Pages

28 octobre 2021

Pig

Ne vous y méprenez pas : Pig n'est pas un énième film de vengeance bas de plafond où un homme qu'il ne fallait pas venir chatouiller se voit retirer son être le plus cher ou son bien le plus précieux (en l'occurrence, les deux : un cochon truffier), puis, animé d'une rage folle, se lance dans une croisade sanglante, seul contre tous, écrasant tout sur son passage, pour punir les imprudents malfaiteurs. Parfois mal vendu, comme s'il s'agissait encore d'un John Wick bis où Keanu Reeves serait remplacé par Nicolas Cage et le beagle du premier film par un cochon, Pig vaut en réalité beaucoup mieux que ça et pourra surprendre ceux qui espéraient voir l'acteur abonné aux séries b partir en roues libres et commettre un nouveau carnage. L'idée du film, le truc, la trouvaille de Michael Sarnoski, c'est de substituer la drogue par... la truffe. La truffe, oui, ce champignon délicieux particulièrement apprécié des plus fins gourmets que l'on trouve au fond des bois humides, avec chance ou avec l'aide d'un chien ou d'un cochon truffier. Et le film, drame intimiste déguisé en parodie de néo-noir, part seulement là-dessus, sur ce décalage amusant mais fragile, qu'il parvient toutefois à tenir jusqu'au bout car, heureusement, le réalisateur et scénariste ne se limite pas à cet effet comique intermittent et prend surtout soin de développer un personnage principal attachant et fouillé, dont on comprend progressivement les motivations en même temps que l'on découvre son lourd passé. C'est un vieux loup solitaire mutique, appelé à quitter sa cabane perdue dans l'Oregon pour les bas-fonds de Portland, auquel Nicolas Cage donne parfaitement vie.

------------------------------

PARTIES DE L'EXERCICE:
A – Selon la critique de Pig, pourquoi le film parvient-il à tenir jusqu'au bout son décalage amusant mais fragile ? Répondez en une à trois phrases.
B – Dites si chacune de ces affirmations s'accorde avec la critique de Pig, en répondant par oui ou par non et en citant les mots décisifs du texte : (i) le bien le plus précieux du personnage est un cochon truffier ; (ii) le personnage principal vit dans une cabane à Portland ; (iii) Michael Sarnoski remplace la drogue par la truffe.
Basez-vous seulement sur le texte.

DONNÉES:
------------------------------

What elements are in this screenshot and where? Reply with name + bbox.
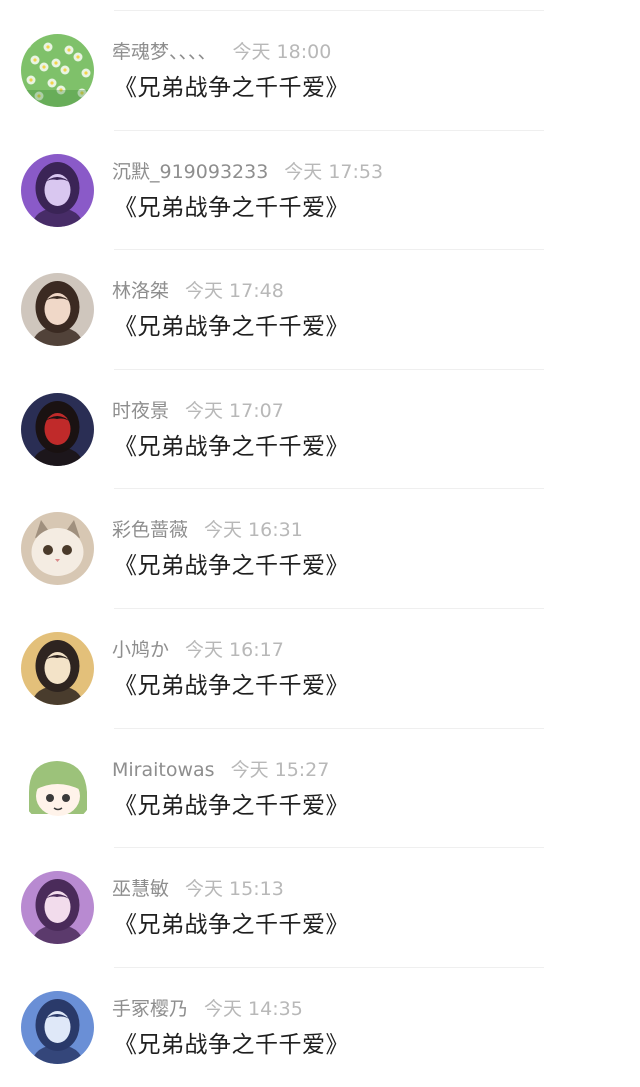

------------------------------

RÉPONSES DÉTAILLÉES:
A – Le film tient ce décalage jusqu'au bout parce que le réalisateur et scénariste ne se limite pas à l'effet comique intermittent. Il prend surtout soin de développer un personnage principal attachant et fouillé, dont on comprend peu à peu les motivations en découvrant son lourd passé.

B –
(i) Oui : « en l'occurrence, les deux : un cochon truffier ».
(ii) Non : « quitter sa cabane perdue dans l'Oregon pour les bas-fonds de Portland ».
(iii) Oui : « c'est de substituer la drogue par... la truffe ».